__Required work__: Where a line holds "hodnot", copy it.

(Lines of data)
_____

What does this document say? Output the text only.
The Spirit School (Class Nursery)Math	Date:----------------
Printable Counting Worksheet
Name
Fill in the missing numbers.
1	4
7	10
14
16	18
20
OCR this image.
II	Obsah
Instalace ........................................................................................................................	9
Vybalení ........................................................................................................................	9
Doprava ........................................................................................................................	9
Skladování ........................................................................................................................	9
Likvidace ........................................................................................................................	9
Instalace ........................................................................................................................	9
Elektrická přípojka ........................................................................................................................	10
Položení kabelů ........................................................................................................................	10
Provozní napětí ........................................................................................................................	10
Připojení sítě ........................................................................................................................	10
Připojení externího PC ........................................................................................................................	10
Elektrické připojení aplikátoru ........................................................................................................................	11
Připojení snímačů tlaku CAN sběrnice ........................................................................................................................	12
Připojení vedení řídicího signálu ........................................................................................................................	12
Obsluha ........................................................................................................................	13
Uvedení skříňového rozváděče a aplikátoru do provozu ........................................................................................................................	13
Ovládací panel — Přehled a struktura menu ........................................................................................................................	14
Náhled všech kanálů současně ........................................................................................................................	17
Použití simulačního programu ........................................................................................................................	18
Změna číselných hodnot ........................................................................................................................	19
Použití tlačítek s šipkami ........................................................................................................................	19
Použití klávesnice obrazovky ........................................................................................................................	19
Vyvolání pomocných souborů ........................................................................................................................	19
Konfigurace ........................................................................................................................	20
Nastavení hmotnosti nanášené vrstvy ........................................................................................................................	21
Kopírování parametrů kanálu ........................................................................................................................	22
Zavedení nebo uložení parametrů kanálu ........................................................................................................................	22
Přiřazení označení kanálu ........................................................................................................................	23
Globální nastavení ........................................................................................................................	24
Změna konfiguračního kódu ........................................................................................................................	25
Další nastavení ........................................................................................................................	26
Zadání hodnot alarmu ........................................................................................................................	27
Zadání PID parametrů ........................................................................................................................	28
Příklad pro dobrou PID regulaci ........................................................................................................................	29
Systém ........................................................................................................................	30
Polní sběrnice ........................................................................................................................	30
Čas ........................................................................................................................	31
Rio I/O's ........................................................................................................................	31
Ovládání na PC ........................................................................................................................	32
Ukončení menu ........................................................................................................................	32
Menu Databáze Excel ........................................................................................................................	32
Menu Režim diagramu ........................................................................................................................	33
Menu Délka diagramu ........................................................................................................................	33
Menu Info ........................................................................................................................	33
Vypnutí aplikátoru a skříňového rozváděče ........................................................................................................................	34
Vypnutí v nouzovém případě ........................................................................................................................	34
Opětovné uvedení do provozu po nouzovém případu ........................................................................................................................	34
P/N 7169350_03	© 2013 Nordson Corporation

_____

__Answer for the task__:
Změna číselných hodnot ........................................................................................................................	19
Zadání hodnot alarmu ........................................................................................................................	27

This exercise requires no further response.